## START Provided text
Navajo food

Glenn Morton (grmorton@waymark.net)
Thu, 05 Feb 1998 21:47:32 -0600

This is not about modern inhabitants of Arizona and Utah. It is about the
ancient ones.

At 10:09 AM 2/2/98 -0800, Arthur V. Chadwick wrote:
>At 09:47 PM 1/30/98 -0600, Glenn wrote:

>>I can understand why organic deposits like dung would be oxidized into
>>oblivion in an extremely arid desert. I have difficulty with the idea that
>>all organics would be destroyed in a subaqueous environment
>
>Maybe you can also explain why these animals were living on a barren
>desert. What did they eat?

I replied:
>>At least with the Mongolian deposits I can cite the rhizoliths as evidence
of former vegetation. I will admit to more trouble with the Coconino and
Navajo in regards to food. I have lots and lots of articles on order for the
Navajo and Coconino (first shipment due tomorrow) and we will see.<<

Well, the first shipment didn't arrive until today. But I have an answer to
Art's question about what the animals in the Navajo ate. They ate plants
that grew in interdune areas.

Winkler et al write:

"Trackways in the Navajo Sandstone and others from desert environments
are concentrated in localized ephemeral wetted areas (fluvial intertongues
and interdunes..). All fossils reported here are confined to interdunes, and
most to wet interdunes. ONly root casts and burrows are locally abundant in
some dry interdune deposits or on deflationary interdune surfaces
(first-order bounding surface). Of the seven localities in the Navajo
Sandstone now known to have produced body fossils of terrestrial
vertebrates, three are associated directly with interdune deposits. We have
not examined the other four localities reported in the literature. However,
the discussion and illustration of the occurrence of the theropod dinosaur
Segisaurus show its clear proximity to interdune deposits.
## END Provided text
Instructions:
1. Update the post on food in the Navajo Sandstone from "This is not" up to and including "did they eat?", replacing "desert" with "dune field".
2. According to the post on food in the Navajo Sandstone, how many of the seven Navajo Sandstone localities with terrestrial vertebrate body fossils are directly associated with interdune deposits?
3. Resume the post on food in the Navajo Sandstone, starting right after its last sentence.
## START Record excerpts
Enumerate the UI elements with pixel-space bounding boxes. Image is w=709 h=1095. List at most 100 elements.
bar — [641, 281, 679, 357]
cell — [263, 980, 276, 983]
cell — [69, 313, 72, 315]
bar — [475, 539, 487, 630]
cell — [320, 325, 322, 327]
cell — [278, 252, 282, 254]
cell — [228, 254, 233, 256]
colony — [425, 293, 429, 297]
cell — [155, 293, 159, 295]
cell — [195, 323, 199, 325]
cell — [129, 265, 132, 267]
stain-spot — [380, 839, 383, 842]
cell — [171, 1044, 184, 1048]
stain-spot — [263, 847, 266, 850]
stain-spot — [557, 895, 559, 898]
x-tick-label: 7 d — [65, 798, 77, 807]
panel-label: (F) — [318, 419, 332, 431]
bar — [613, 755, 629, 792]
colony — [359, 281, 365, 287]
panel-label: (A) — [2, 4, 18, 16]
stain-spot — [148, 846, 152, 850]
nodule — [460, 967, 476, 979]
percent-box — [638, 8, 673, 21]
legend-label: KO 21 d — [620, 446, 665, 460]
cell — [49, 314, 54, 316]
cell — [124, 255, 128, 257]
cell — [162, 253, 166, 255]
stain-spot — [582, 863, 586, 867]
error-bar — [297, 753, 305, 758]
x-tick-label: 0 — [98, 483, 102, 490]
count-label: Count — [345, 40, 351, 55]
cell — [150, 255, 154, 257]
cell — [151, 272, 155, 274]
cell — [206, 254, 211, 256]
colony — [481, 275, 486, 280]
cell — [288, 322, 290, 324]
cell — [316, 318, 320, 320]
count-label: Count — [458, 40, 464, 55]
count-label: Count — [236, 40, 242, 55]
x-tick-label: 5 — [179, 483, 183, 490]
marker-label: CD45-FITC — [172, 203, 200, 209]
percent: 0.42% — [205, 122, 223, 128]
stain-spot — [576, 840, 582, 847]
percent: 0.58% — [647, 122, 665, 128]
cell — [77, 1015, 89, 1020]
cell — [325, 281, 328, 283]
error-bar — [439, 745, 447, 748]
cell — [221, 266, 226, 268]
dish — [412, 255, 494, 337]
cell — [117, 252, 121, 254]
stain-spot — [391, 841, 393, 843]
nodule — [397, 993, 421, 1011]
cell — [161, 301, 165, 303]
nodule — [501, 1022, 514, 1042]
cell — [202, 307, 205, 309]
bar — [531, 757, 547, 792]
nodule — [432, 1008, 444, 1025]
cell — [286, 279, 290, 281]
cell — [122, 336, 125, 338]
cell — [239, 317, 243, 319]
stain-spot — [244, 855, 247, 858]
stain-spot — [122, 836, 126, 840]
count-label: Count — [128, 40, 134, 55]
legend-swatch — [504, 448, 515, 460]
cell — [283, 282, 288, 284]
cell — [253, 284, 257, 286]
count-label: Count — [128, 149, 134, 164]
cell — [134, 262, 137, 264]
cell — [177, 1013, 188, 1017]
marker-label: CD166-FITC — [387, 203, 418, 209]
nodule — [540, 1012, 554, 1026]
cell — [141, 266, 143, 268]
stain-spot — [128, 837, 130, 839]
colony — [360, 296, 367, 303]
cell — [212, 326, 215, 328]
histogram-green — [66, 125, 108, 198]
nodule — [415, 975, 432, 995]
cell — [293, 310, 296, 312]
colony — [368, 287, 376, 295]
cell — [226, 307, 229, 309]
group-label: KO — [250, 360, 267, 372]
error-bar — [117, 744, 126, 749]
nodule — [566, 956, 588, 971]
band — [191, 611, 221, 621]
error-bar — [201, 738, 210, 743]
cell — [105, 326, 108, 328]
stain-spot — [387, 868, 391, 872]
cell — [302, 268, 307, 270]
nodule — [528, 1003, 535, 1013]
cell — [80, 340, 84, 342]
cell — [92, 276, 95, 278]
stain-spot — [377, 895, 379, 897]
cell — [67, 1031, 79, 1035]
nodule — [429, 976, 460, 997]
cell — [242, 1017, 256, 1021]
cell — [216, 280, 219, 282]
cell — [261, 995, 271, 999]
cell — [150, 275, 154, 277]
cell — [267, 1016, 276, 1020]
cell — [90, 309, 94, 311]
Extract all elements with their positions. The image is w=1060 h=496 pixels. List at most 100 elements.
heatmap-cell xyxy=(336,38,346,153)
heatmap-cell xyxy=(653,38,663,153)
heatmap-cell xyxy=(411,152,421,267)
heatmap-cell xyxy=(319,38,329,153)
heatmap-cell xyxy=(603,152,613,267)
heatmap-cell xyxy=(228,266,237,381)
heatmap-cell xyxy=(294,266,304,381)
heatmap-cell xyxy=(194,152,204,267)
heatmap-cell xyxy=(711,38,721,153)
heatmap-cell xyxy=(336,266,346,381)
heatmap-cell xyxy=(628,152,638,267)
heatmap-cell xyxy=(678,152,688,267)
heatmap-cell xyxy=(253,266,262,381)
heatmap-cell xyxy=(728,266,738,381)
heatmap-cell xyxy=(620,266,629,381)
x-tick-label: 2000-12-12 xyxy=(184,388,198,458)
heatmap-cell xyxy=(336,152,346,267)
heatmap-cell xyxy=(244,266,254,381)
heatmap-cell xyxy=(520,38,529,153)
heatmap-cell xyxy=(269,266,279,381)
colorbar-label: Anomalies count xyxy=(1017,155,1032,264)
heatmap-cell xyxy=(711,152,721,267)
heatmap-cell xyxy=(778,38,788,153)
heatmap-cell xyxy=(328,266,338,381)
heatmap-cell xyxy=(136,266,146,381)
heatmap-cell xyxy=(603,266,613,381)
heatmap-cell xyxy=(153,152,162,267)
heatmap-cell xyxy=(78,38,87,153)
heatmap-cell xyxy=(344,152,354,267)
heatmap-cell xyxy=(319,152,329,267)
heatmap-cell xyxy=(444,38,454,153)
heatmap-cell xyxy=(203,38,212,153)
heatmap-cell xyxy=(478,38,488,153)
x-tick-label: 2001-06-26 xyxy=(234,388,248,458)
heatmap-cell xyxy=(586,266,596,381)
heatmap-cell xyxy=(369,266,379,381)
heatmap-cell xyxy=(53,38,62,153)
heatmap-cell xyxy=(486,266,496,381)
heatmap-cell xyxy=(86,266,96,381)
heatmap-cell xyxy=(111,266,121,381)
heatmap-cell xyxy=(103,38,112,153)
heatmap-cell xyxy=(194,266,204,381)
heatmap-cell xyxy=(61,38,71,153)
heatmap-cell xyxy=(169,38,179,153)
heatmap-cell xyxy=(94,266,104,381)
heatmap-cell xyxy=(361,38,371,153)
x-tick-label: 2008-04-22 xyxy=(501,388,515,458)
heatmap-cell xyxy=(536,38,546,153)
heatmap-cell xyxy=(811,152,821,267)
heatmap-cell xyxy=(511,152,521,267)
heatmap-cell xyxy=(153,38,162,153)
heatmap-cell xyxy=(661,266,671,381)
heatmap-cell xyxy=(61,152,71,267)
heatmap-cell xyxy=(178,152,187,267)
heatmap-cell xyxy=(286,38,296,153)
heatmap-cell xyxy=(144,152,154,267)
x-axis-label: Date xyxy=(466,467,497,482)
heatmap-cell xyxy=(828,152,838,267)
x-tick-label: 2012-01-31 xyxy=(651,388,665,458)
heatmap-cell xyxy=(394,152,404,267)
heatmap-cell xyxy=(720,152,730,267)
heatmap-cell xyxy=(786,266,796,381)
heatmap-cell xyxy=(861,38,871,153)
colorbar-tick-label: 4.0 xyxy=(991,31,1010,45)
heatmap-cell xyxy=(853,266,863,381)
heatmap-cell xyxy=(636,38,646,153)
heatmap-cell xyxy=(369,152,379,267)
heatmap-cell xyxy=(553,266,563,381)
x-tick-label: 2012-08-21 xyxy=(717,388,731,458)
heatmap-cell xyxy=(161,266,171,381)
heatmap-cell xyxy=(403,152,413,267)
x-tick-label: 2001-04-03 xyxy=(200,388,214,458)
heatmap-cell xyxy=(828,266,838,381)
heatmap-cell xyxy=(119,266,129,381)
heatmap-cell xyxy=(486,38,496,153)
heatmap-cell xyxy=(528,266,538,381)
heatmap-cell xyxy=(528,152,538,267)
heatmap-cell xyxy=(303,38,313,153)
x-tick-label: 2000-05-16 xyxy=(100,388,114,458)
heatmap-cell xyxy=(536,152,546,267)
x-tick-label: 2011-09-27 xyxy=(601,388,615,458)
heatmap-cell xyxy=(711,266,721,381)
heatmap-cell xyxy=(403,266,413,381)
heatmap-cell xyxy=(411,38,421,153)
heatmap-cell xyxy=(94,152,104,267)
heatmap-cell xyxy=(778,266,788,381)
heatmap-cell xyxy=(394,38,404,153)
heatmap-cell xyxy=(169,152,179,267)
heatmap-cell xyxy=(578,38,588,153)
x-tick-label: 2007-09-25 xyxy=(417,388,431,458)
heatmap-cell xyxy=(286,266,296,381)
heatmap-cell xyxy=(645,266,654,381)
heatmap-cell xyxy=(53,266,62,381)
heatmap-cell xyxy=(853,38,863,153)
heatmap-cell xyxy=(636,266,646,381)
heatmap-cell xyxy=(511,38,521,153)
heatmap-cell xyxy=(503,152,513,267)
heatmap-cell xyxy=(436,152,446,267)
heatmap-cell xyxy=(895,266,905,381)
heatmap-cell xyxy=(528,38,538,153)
## END Record excerpts
Responses in order:
1.
This is not about modern inhabitants of Arizona and Utah. It is about the
ancient ones.

At 10:09 AM 2/2/98 -0800, Arthur V. Chadwick wrote:
>At 09:47 PM 1/30/98 -0600, Glenn wrote:

>>I can understand why organic deposits like dung would be oxidized into
>>oblivion in an extremely arid dune field. I have difficulty with the idea that
>>all organics would be destroyed in a subaqueous environment
>
>Maybe you can also explain why these animals were living on a barren
>dune field. What did they eat?

2. Three

3.
"Wet-interdune deposits near Eggshell arch are surrounded by dunes and
deflation surfaces, and are not derived from fluvial systesm that invaded
the erg. A relatively diverse biota, especially one that includes large
vertebrates, in deposits from wet interdunes implies either that these
plants and animals were able to utilize locally mesic environments within
active ergs, or that these interdune areas formed during periods of wetter
climate and relative dune stabilization during erg development."~Dale A.
Winkler,et al, "LIfe in a Sand Sea: Biota from Jurassice Interdunes" Geology
19:889-892, p. 891

It seems that the animals ate plants in the interdune wetlands and drank
that water also.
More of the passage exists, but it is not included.